▶ [Input]
━━━━━━━━━━━━━━━━━━━━

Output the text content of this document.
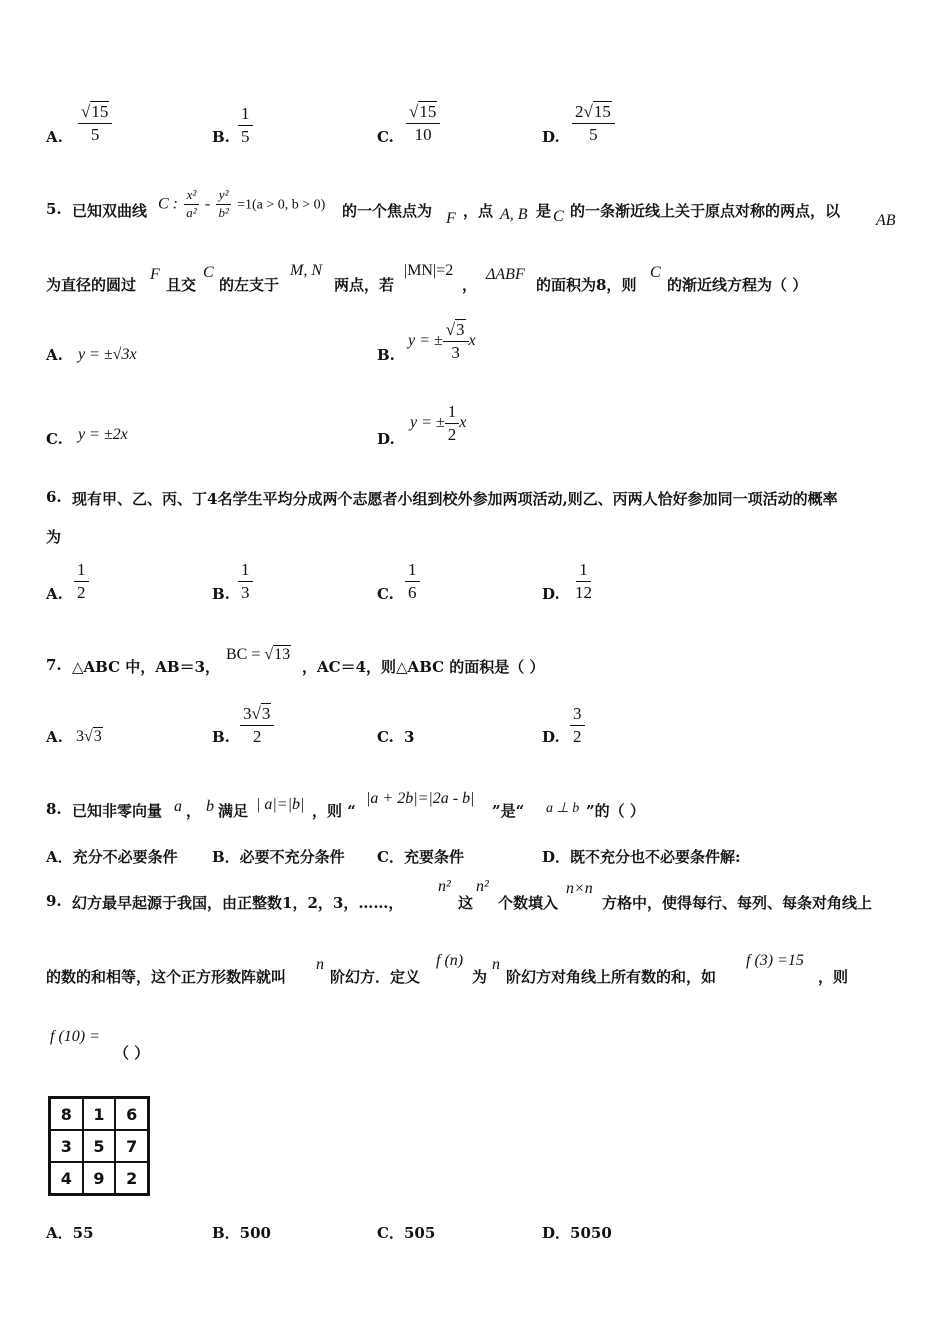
A. $\frac{√15}{5}$	B. $\frac{1}{5}$	C. $\frac{√15}{10}$	D. $\frac{2√15}{5}$
5. 已知双曲线 C : $\frac{\text{x²}}{\text{a²}} - \frac{\text{y²}}{\text{b²}} =1(a > 0$, b > 0) 的一个焦点为 F ，点 A, B 是 C 的一条渐近线上关于原点对称的两点，以
AB
为直径的圆过
F
且交
C
的左支于
M, N
两点，若
|MN|=2
，
ΔABF
的面积为8，则
C
的渐近线方程为（ ）
A. y = ±√3x	B.
y = ± $\frac{√3}{3}$ x
C. y = ±2x	D.
y = ± $\frac{1}{2}$ x
6. 现有甲、乙、丙、丁4名学生平均分成两个志愿者小组到校外参加两项活动,则乙、丙两人恰好参加同一项活动的概率
为
A. $\frac{1}{2}$	B. $\frac{1}{3}$	C. $\frac{1}{6}$	D. $\frac{1}{12}$
7. △ABC 中，AB＝3，
BC = √13
，AC＝4，则△ABC 的面积是（ ）
A. 3√3	B. $\frac{3√3}{2}$	C. 3	D. $\frac{3}{2}$
8. 已知非零向量 a ， b 满足 | a|=|b| ，则 “
|a + 2b|=|2a - b|
”是“ a ⊥ b ”的（ ）
A．充分不必要条件 B．必要不充分条件 C．充要条件	D．既不充分也不必要条件解:
9. 幻方最早起源于我国，由正整数1，2，3，……，
n²
这
n²
个数填入
n×n
方格中，使得每行、每列、每条对角线上
的数的和相等，这个正方形数阵就叫
n
阶幻方．定义
f (n)
为
n
阶幻方对角线上所有数的和，如
f (3) =15
，则
f (10) =
（ ）
8	1	6
3	5	7
4	9	2
A．55	B．500	C．505	D．5050
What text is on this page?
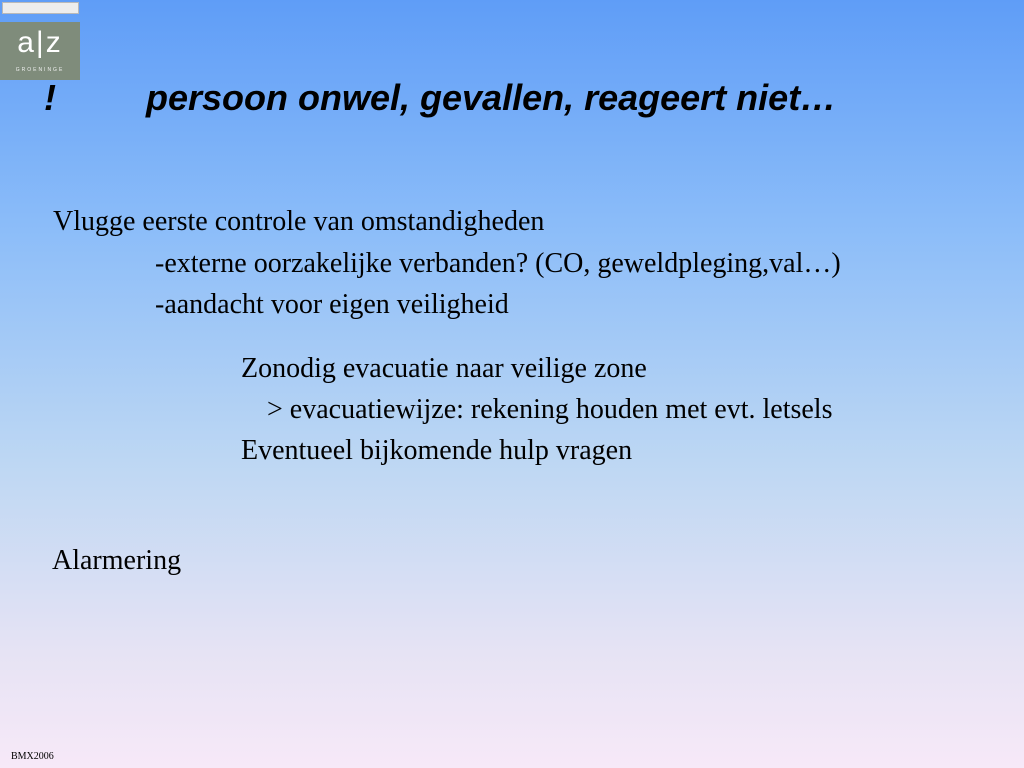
a|z
GROENINGE
!	persoon onwel, gevallen, reageert niet…
Vlugge eerste controle van omstandigheden
-externe oorzakelijke verbanden? (CO, geweldpleging,val…)
-aandacht voor eigen veiligheid
Zonodig evacuatie naar veilige zone
> evacuatiewijze: rekening houden met evt. letsels
Eventueel bijkomende hulp vragen
Alarmering
BMX2006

━━━━━━━━━━━━━━━━━━━━

▶ [Task directions] Copy every line that includes the string "this" from the material above.

▶ [Correct answer]
Output the text content of this document.
What text is on this page?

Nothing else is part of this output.